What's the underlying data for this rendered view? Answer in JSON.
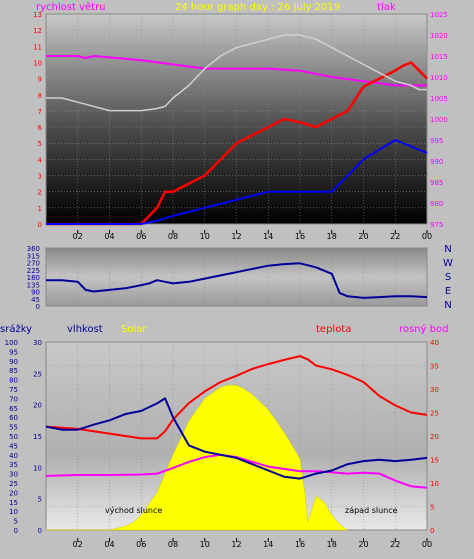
{
  "header": {
    "left_label": "rychlost větru",
    "title": "24 hour graph day : 26 July 2019",
    "right_label": "tlak"
  },
  "direction_labels": [
    "N",
    "W",
    "S",
    "E",
    "N"
  ],
  "bottom_labels": {
    "srazky": "srážky",
    "vlhkost": "vlhkost",
    "solar": "Solar",
    "teplota": "teplota",
    "rosny_bod": "rosný bod"
  },
  "annotations": {
    "sunrise": "východ slunce",
    "sunset": "západ slunce"
  },
  "colors": {
    "pressure": "#ff00ff",
    "temperature": "#ff0000",
    "dewpoint": "#ff00ff",
    "humidity": "#000099",
    "solar": "#ffff00",
    "wind": "#ff0000",
    "wind_avg": "#0000ff",
    "direction": "#000099",
    "radiation_bg": "#b4b4b4",
    "title": "#ffff00"
  },
  "chart_data": [
    {
      "type": "line",
      "name": "wind-pressure",
      "x_ticks": [
        "02",
        "04",
        "06",
        "08",
        "10",
        "12",
        "14",
        "16",
        "18",
        "20",
        "22",
        "00"
      ],
      "y_left_ticks": [
        0,
        1,
        2,
        3,
        4,
        5,
        6,
        7,
        8,
        9,
        10,
        11,
        12,
        13
      ],
      "y_left_range": [
        0,
        13
      ],
      "y_right_ticks": [
        975,
        980,
        985,
        990,
        995,
        1000,
        1005,
        1010,
        1015,
        1020,
        1025
      ],
      "y_right_range": [
        975,
        1025
      ],
      "series": [
        {
          "name": "tlak",
          "axis": "right",
          "x": [
            0,
            2,
            2.5,
            3,
            6,
            8,
            10,
            12,
            14,
            16,
            18,
            20,
            22,
            23.5,
            24
          ],
          "values": [
            1015,
            1015,
            1014.5,
            1015,
            1014,
            1013,
            1012,
            1012,
            1012,
            1011.5,
            1010,
            1009,
            1008,
            1008,
            1008
          ]
        },
        {
          "axis": "left",
          "x": [
            0,
            6,
            6.5,
            7,
            7.5,
            8,
            10,
            12,
            14,
            15,
            16,
            17,
            18,
            19,
            20,
            21,
            22,
            22.5,
            23,
            23.5,
            24
          ],
          "values": [
            0,
            0,
            0.5,
            1,
            2,
            2,
            3,
            5,
            6,
            6.5,
            6.3,
            6,
            6.5,
            7,
            8.5,
            9,
            9.5,
            9.8,
            10,
            9.5,
            9
          ]
        },
        {
          "axis": "left",
          "x": [
            0,
            6,
            7,
            8,
            10,
            12,
            14,
            16,
            18,
            20,
            22,
            24
          ],
          "values": [
            0,
            0,
            0.2,
            0.5,
            1,
            1.5,
            2,
            2,
            2,
            4,
            5.2,
            4.4
          ]
        },
        {
          "axis": "right",
          "x": [
            0,
            1,
            2,
            4,
            6,
            7,
            7.5,
            8,
            9,
            10,
            11,
            12,
            13,
            14,
            15,
            16,
            17,
            18,
            19,
            20,
            21,
            22,
            23,
            23.5,
            24
          ],
          "values": [
            1005,
            1005,
            1004,
            1002,
            1002,
            1002.5,
            1003,
            1005,
            1008,
            1012,
            1015,
            1017,
            1018,
            1019,
            1020,
            1020,
            1019,
            1017,
            1015,
            1013,
            1011,
            1009,
            1008,
            1007,
            1007
          ]
        }
      ]
    },
    {
      "type": "line",
      "name": "wind-direction",
      "y_ticks": [
        0,
        45,
        90,
        135,
        180,
        225,
        270,
        315,
        360
      ],
      "y_range": [
        0,
        360
      ],
      "series": [
        {
          "x": [
            0,
            1,
            2,
            2.5,
            3,
            4,
            5,
            6,
            6.5,
            7,
            7.5,
            8,
            9,
            10,
            11,
            12,
            13,
            14,
            15,
            16,
            17,
            18,
            18.5,
            19,
            20,
            21,
            22,
            23,
            24
          ],
          "values": [
            160,
            160,
            150,
            100,
            90,
            100,
            110,
            130,
            140,
            160,
            150,
            140,
            150,
            170,
            190,
            210,
            230,
            250,
            260,
            265,
            240,
            200,
            80,
            60,
            50,
            55,
            60,
            60,
            55
          ]
        }
      ]
    },
    {
      "type": "line",
      "name": "temperature-humidity-solar",
      "x_ticks": [
        "02",
        "04",
        "06",
        "08",
        "10",
        "12",
        "14",
        "16",
        "18",
        "20",
        "22",
        "00"
      ],
      "y_srazky_ticks": [
        0,
        5,
        10,
        15,
        20,
        25,
        30,
        35,
        40,
        45,
        50,
        55,
        60,
        65,
        70,
        75,
        80,
        85,
        90,
        95,
        100
      ],
      "y_srazky_range": [
        0,
        100
      ],
      "y_vlhkost_ticks": [
        0,
        5,
        10,
        15,
        20,
        25,
        30
      ],
      "y_vlhkost_range": [
        0,
        30
      ],
      "y_right_ticks": [
        0,
        5,
        10,
        15,
        20,
        25,
        30,
        35,
        40
      ],
      "y_right_range": [
        0,
        40
      ],
      "series": [
        {
          "name": "teplota",
          "axis": "right",
          "x": [
            0,
            2,
            4,
            5,
            6,
            7,
            7.5,
            8,
            9,
            10,
            11,
            12,
            13,
            14,
            15,
            16,
            16.5,
            17,
            18,
            19,
            20,
            21,
            22,
            23,
            24
          ],
          "values": [
            22,
            21.5,
            20.5,
            20,
            19.5,
            19.5,
            21,
            23.5,
            27,
            29.5,
            31.5,
            32.8,
            34.3,
            35.3,
            36.2,
            37,
            36.3,
            35,
            34.2,
            33,
            31.5,
            28.5,
            26.5,
            25,
            24.5
          ]
        },
        {
          "name": "rosný bod",
          "axis": "right",
          "x": [
            0,
            2,
            4,
            6,
            7,
            8,
            9,
            10,
            11,
            12,
            13,
            14,
            15,
            16,
            17,
            18,
            19,
            20,
            21,
            22,
            23,
            24
          ],
          "values": [
            11.5,
            11.7,
            11.7,
            11.8,
            12,
            13.2,
            14.5,
            15.5,
            16,
            15.5,
            14.5,
            13.5,
            13,
            12.5,
            12.5,
            12.3,
            12,
            12.2,
            12,
            10.5,
            9.3,
            9
          ]
        },
        {
          "name": "vlhkost",
          "axis": "vlhkost",
          "x": [
            0,
            1,
            2,
            3,
            4,
            5,
            6,
            7,
            7.5,
            8,
            9,
            10,
            11,
            12,
            13,
            14,
            15,
            16,
            17,
            18,
            19,
            20,
            21,
            22,
            23,
            24
          ],
          "values": [
            16.5,
            16,
            16,
            16.8,
            17.5,
            18.5,
            19,
            20.2,
            21,
            18,
            13.5,
            12.5,
            12,
            11.5,
            10.5,
            9.5,
            8.5,
            8.2,
            9,
            9.5,
            10.5,
            11,
            11.2,
            11,
            11.2,
            11.5
          ]
        },
        {
          "name": "Solar",
          "axis": "srazky",
          "x": [
            0,
            4,
            4.5,
            5,
            5.5,
            6,
            7,
            8,
            9,
            10,
            11,
            11.5,
            12,
            12.5,
            13,
            14,
            15,
            16,
            16.3,
            16.5,
            17,
            17.5,
            18,
            18.5,
            19
          ],
          "values": [
            0,
            0,
            1,
            2,
            4,
            8,
            20,
            40,
            58,
            70,
            76,
            77,
            77,
            75,
            72,
            64,
            52,
            38,
            20,
            4,
            18,
            15,
            8,
            3,
            0
          ]
        }
      ]
    }
  ]
}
#####
Return each line that includes "temperature".

(EXPECTED OUTPUT):
    "temperature": "#ff0000",
      "name": "temperature-humidity-solar",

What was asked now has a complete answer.